→ WHAT THE TASK REQUIRES
Search the entries below. Return every line that has "your" in it.

** start of SUPPLIED INFORMATION **

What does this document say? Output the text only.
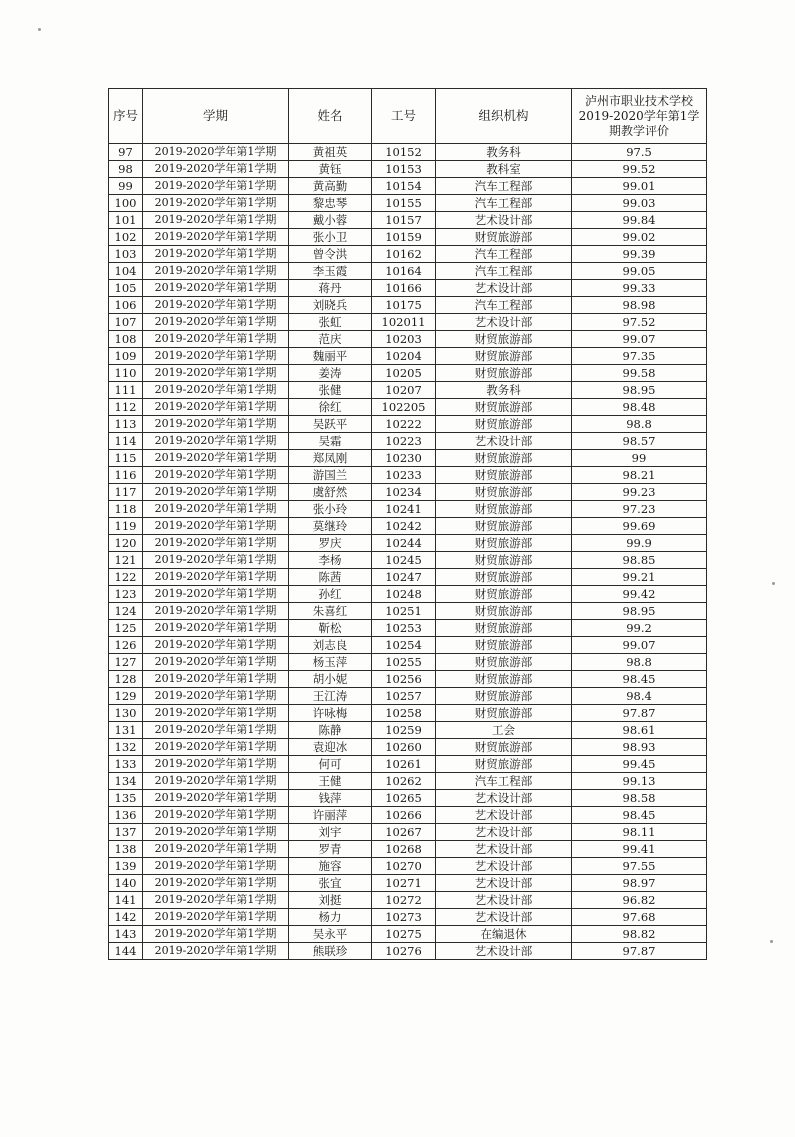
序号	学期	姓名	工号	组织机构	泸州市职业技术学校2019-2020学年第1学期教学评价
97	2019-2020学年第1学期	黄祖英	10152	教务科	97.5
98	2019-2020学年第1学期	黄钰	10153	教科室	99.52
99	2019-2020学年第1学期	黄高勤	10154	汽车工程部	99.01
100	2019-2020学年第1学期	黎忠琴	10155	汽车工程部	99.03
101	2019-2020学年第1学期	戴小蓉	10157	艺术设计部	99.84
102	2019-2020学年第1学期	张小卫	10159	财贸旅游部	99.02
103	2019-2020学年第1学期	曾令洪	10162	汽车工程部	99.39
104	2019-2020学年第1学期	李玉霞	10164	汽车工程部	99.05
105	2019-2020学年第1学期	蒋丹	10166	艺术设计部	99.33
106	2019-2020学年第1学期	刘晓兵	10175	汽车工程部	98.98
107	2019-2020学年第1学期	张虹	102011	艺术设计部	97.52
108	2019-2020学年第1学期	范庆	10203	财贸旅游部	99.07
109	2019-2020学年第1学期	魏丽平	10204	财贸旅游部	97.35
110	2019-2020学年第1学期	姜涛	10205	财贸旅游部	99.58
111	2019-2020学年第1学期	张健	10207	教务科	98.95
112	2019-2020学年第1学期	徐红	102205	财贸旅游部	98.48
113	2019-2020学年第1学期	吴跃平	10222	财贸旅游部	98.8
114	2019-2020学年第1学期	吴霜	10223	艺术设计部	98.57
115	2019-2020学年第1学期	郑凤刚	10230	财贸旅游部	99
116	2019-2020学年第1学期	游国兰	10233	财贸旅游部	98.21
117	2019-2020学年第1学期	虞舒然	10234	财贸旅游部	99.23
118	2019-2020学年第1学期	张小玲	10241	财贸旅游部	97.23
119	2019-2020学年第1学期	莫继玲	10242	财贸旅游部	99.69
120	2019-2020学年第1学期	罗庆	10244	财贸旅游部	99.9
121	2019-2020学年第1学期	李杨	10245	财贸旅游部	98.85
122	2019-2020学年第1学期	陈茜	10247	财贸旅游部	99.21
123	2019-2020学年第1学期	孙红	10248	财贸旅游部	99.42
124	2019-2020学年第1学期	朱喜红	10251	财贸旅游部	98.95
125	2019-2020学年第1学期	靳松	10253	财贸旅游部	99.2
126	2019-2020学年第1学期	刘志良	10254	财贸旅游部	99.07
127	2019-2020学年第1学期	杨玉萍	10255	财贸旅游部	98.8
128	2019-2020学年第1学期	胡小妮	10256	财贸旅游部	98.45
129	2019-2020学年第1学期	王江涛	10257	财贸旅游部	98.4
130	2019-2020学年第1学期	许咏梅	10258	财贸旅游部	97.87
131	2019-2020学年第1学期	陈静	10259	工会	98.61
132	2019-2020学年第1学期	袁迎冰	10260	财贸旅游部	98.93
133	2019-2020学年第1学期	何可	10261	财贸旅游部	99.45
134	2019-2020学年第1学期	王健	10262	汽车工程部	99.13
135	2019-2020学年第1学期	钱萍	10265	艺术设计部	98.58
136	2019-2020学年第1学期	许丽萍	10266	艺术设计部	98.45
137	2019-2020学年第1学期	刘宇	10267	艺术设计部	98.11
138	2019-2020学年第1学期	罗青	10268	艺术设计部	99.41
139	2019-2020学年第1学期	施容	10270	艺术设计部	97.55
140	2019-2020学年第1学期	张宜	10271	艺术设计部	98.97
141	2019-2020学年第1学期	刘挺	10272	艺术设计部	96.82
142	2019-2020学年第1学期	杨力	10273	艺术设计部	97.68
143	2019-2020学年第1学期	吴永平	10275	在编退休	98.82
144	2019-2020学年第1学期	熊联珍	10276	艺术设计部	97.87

** end of SUPPLIED INFORMATION **
** start of SUPPLIED INFORMATION **

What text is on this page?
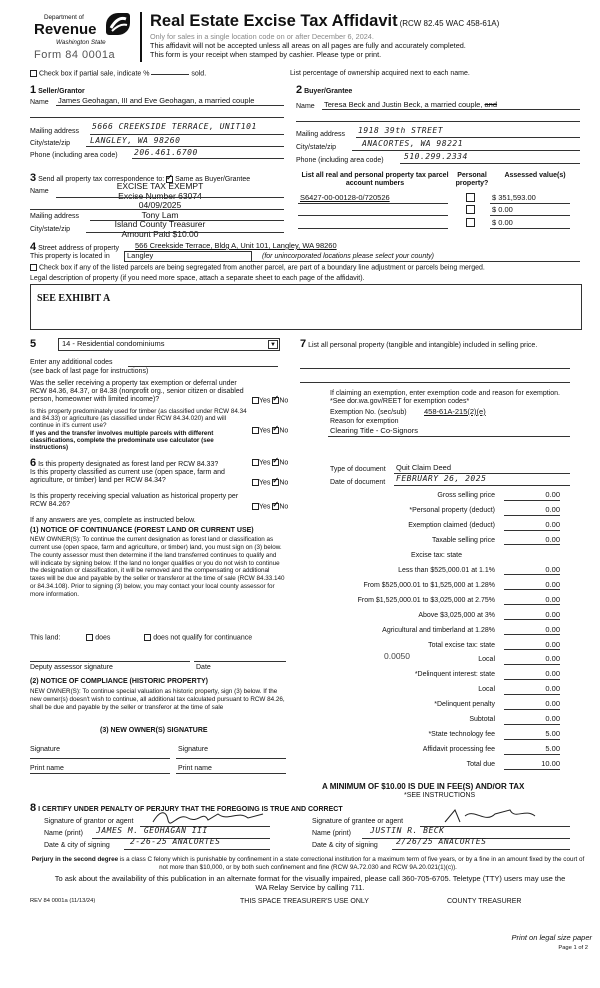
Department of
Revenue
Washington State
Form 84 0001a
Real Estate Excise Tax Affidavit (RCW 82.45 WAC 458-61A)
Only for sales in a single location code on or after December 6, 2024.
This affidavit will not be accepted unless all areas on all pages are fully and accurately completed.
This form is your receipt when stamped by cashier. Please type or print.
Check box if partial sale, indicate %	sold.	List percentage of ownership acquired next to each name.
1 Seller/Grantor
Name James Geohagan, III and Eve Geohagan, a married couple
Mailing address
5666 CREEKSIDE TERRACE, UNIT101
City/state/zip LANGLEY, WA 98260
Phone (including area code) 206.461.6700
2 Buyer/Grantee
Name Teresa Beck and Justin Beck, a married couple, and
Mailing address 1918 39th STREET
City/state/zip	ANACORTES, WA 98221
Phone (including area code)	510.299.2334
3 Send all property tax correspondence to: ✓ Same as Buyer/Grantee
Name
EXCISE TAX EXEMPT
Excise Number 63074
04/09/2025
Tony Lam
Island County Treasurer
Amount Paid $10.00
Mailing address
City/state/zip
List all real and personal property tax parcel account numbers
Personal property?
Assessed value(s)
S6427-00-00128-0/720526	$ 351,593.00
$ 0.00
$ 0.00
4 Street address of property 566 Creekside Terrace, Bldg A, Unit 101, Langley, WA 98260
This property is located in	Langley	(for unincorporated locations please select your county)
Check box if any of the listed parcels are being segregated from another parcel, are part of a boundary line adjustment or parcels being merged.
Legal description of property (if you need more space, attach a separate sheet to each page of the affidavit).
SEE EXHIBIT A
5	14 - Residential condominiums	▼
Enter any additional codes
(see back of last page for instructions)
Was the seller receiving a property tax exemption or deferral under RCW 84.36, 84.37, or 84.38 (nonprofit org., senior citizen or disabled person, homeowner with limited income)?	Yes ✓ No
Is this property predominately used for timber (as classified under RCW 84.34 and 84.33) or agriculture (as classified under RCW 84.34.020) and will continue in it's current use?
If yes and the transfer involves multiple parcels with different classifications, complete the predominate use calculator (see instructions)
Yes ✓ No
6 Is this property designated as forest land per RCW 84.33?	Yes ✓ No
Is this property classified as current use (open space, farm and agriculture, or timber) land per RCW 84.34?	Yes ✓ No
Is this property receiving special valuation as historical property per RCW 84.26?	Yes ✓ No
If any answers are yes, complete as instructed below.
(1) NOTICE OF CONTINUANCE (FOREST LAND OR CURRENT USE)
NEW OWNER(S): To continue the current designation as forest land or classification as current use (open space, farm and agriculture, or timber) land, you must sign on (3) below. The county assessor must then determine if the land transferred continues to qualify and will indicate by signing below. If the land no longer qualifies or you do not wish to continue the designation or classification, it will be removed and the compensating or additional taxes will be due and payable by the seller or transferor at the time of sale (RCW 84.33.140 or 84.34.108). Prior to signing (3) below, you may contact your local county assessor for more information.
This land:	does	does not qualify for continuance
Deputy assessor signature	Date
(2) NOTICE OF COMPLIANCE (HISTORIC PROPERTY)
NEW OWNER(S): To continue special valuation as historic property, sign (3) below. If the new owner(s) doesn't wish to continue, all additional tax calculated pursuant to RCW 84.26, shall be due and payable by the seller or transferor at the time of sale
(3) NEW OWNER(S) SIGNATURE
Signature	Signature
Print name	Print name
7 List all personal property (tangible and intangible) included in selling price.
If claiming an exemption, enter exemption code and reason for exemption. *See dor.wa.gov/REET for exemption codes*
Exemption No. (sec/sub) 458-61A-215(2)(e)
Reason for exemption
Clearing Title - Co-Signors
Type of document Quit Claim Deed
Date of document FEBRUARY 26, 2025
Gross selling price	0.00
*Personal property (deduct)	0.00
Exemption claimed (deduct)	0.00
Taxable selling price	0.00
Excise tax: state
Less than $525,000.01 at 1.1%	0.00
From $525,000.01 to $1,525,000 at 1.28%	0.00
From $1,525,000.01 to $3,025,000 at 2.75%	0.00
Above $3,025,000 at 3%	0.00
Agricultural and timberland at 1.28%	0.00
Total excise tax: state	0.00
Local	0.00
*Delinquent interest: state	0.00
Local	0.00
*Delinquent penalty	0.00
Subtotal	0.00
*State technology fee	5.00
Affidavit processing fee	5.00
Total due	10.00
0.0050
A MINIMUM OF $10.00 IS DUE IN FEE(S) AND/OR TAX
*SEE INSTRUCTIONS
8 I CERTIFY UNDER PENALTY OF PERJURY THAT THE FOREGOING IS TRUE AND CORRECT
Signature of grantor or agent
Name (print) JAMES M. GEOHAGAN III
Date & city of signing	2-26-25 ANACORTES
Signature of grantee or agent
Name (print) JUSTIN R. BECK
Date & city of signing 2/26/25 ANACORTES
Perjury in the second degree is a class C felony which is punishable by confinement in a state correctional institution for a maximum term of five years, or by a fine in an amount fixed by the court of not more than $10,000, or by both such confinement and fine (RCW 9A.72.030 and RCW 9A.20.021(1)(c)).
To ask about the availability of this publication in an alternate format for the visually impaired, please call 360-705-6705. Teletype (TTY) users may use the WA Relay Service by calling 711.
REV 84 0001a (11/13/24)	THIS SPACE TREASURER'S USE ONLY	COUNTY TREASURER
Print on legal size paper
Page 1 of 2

** end of SUPPLIED INFORMATION **

→ WRITTEN RESPONSE
This form is your receipt when stamped by cashier. Please type or print.
This property is located in	Langley	(for unincorporated locations please select your county)
NEW OWNER(S): To continue the current designation as forest land or classification as current use (open space, farm and agriculture, or timber) land, you must sign on (3) below. The county assessor must then determine if the land transferred continues to qualify and will indicate by signing below. If the land no longer qualifies or you do not wish to continue the designation or classification, it will be removed and the compensating or additional taxes will be due and payable by the seller or transferor at the time of sale (RCW 84.33.140 or 84.34.108). Prior to signing (3) below, you may contact your local county assessor for more information.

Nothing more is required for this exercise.